▶ Your task:
Please write out the data below line for line, keeping every character unchanged.

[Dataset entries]
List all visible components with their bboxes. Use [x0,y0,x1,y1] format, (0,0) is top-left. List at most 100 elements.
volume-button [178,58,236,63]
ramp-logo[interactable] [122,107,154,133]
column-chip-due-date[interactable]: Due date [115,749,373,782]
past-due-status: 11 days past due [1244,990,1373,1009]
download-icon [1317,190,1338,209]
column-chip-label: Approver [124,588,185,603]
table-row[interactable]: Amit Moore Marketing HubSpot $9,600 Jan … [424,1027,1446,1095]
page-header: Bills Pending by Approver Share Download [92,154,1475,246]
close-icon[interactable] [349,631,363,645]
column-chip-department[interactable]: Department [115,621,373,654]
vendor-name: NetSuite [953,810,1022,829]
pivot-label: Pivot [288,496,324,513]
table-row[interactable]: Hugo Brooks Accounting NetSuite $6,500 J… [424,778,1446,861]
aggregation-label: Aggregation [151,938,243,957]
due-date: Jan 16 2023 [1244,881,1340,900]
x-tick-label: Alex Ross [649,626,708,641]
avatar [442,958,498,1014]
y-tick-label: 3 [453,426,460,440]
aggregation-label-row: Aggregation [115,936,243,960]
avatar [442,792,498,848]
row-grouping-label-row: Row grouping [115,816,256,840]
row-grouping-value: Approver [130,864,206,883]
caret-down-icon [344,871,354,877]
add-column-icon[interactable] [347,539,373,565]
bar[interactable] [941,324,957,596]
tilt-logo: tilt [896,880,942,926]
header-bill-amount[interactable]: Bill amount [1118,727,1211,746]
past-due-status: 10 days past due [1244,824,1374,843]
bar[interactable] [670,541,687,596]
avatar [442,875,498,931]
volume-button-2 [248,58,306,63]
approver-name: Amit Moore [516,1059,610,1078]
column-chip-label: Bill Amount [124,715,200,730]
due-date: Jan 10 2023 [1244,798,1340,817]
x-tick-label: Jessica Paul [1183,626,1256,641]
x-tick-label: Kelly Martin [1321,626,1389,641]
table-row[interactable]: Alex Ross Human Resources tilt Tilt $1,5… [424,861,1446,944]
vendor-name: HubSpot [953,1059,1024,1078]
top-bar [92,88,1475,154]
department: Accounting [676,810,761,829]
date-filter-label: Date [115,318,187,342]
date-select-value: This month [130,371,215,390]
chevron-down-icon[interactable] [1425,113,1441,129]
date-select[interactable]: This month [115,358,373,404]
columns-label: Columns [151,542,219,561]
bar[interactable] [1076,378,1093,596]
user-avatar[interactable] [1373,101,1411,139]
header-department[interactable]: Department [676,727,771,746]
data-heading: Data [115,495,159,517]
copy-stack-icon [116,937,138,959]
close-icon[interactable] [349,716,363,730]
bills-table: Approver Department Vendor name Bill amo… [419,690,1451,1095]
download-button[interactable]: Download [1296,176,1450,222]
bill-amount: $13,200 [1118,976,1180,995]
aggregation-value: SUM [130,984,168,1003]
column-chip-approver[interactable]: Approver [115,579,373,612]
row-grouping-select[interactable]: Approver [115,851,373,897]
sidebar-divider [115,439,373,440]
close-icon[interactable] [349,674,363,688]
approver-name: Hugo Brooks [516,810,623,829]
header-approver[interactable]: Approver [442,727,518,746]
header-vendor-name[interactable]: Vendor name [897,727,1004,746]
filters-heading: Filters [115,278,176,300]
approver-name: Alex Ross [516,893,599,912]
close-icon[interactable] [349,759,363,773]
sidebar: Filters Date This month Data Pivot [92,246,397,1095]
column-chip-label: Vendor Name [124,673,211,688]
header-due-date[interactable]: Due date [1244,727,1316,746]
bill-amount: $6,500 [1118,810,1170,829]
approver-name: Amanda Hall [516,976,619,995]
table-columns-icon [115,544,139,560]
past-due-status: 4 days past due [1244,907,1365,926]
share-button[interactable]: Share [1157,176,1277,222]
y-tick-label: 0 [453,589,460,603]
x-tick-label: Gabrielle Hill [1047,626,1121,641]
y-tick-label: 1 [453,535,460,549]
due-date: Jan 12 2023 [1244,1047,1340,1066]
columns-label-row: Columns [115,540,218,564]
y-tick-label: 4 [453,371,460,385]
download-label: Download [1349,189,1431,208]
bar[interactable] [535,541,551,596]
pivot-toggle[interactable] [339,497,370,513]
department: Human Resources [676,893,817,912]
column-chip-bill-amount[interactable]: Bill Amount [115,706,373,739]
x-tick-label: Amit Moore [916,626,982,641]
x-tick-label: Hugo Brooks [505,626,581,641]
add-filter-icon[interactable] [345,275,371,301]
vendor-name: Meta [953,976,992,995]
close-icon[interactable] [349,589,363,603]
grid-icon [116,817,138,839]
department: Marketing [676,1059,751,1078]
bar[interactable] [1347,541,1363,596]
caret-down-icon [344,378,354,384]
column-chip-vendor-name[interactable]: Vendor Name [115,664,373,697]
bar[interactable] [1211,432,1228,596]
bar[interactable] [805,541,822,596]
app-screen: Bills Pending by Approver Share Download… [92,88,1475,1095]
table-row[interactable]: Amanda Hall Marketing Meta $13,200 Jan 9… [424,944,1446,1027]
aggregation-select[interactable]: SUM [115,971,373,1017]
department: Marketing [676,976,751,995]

▶ Problem solution:
List all visible components with their bboxes. Use [x0,y0,x1,y1] format, (0,0) is top-left. List at most 100 elements.
volume-button [178,58,236,63]
ramp-logo[interactable] [122,107,154,133]
column-chip-due-date[interactable]: Due date [115,749,373,782]
past-due-status: 11 days past due [1244,990,1373,1009]
download-icon [1317,190,1338,209]
column-chip-label: Approver [124,588,185,603]
table-row[interactable]: Amit Moore Marketing HubSpot $9,600 Jan … [424,1027,1446,1095]
page-header: Bills Pending by Approver Share Download [92,154,1475,246]
close-icon[interactable] [349,631,363,645]
column-chip-department[interactable]: Department [115,621,373,654]
vendor-name: NetSuite [953,810,1022,829]
pivot-label: Pivot [288,496,324,513]
table-row[interactable]: Hugo Brooks Accounting NetSuite $6,500 J… [424,778,1446,861]
aggregation-label: Aggregation [151,938,243,957]
due-date: Jan 16 2023 [1244,881,1340,900]
x-tick-label: Alex Ross [649,626,708,641]
avatar [442,958,498,1014]
y-tick-label: 3 [453,426,460,440]
aggregation-label-row: Aggregation [115,936,243,960]
avatar [442,792,498,848]
row-grouping-label-row: Row grouping [115,816,256,840]
row-grouping-value: Approver [130,864,206,883]
caret-down-icon [344,871,354,877]
add-column-icon[interactable] [347,539,373,565]
bar[interactable] [941,324,957,596]
tilt-logo: tilt [896,880,942,926]
header-bill-amount[interactable]: Bill amount [1118,727,1211,746]
past-due-status: 10 days past due [1244,824,1374,843]
bar[interactable] [670,541,687,596]
avatar [442,875,498,931]
volume-button-2 [248,58,306,63]
approver-name: Amit Moore [516,1059,610,1078]
column-chip-label: Bill Amount [124,715,200,730]
due-date: Jan 10 2023 [1244,798,1340,817]
x-tick-label: Jessica Paul [1183,626,1256,641]
x-tick-label: Kelly Martin [1321,626,1389,641]
table-row[interactable]: Alex Ross Human Resources tilt Tilt $1,5… [424,861,1446,944]
vendor-name: HubSpot [953,1059,1024,1078]
top-bar [92,88,1475,154]
department: Accounting [676,810,761,829]
date-filter-label: Date [115,318,187,342]
date-select-value: This month [130,371,215,390]
chevron-down-icon[interactable] [1425,113,1441,129]
date-select[interactable]: This month [115,358,373,404]
columns-label: Columns [151,542,219,561]
bar[interactable] [1076,378,1093,596]
user-avatar[interactable] [1373,101,1411,139]
header-department[interactable]: Department [676,727,771,746]
data-heading: Data [115,495,159,517]
copy-stack-icon [116,937,138,959]
close-icon[interactable] [349,716,363,730]
bills-table: Approver Department Vendor name Bill amo… [419,690,1451,1095]
download-button[interactable]: Download [1296,176,1450,222]
bill-amount: $13,200 [1118,976,1180,995]
aggregation-value: SUM [130,984,168,1003]
column-chip-approver[interactable]: Approver [115,579,373,612]
row-grouping-select[interactable]: Approver [115,851,373,897]
sidebar-divider [115,439,373,440]
close-icon[interactable] [349,674,363,688]
approver-name: Hugo Brooks [516,810,623,829]
header-approver[interactable]: Approver [442,727,518,746]
header-vendor-name[interactable]: Vendor name [897,727,1004,746]
filters-heading: Filters [115,278,176,300]
approver-name: Alex Ross [516,893,599,912]
close-icon[interactable] [349,759,363,773]
sidebar: Filters Date This month Data Pivot [92,246,397,1095]
column-chip-label: Vendor Name [124,673,211,688]
header-due-date[interactable]: Due date [1244,727,1316,746]
bill-amount: $6,500 [1118,810,1170,829]
approver-name: Amanda Hall [516,976,619,995]
table-columns-icon [115,544,139,560]
past-due-status: 4 days past due [1244,907,1365,926]
share-button[interactable]: Share [1157,176,1277,222]
y-tick-label: 0 [453,589,460,603]
x-tick-label: Gabrielle Hill [1047,626,1121,641]
y-tick-label: 1 [453,535,460,549]
due-date: Jan 12 2023 [1244,1047,1340,1066]
columns-label-row: Columns [115,540,218,564]
y-tick-label: 4 [453,371,460,385]
download-label: Download [1349,189,1431,208]
bar[interactable] [535,541,551,596]
pivot-toggle[interactable] [339,497,370,513]
department: Human Resources [676,893,817,912]
column-chip-bill-amount[interactable]: Bill Amount [115,706,373,739]
x-tick-label: Amit Moore [916,626,982,641]
x-tick-label: Hugo Brooks [505,626,581,641]
add-filter-icon[interactable] [345,275,371,301]
vendor-name: Meta [953,976,992,995]
close-icon[interactable] [349,589,363,603]
grid-icon [116,817,138,839]
department: Marketing [676,1059,751,1078]
bar[interactable] [1347,541,1363,596]
caret-down-icon [344,378,354,384]
column-chip-vendor-name[interactable]: Vendor Name [115,664,373,697]
bar[interactable] [1211,432,1228,596]
bar[interactable] [805,541,822,596]
app-screen: Bills Pending by Approver Share Download… [92,88,1475,1095]
table-row[interactable]: Amanda Hall Marketing Meta $13,200 Jan 9… [424,944,1446,1027]
aggregation-select[interactable]: SUM [115,971,373,1017]
department: Marketing [676,976,751,995]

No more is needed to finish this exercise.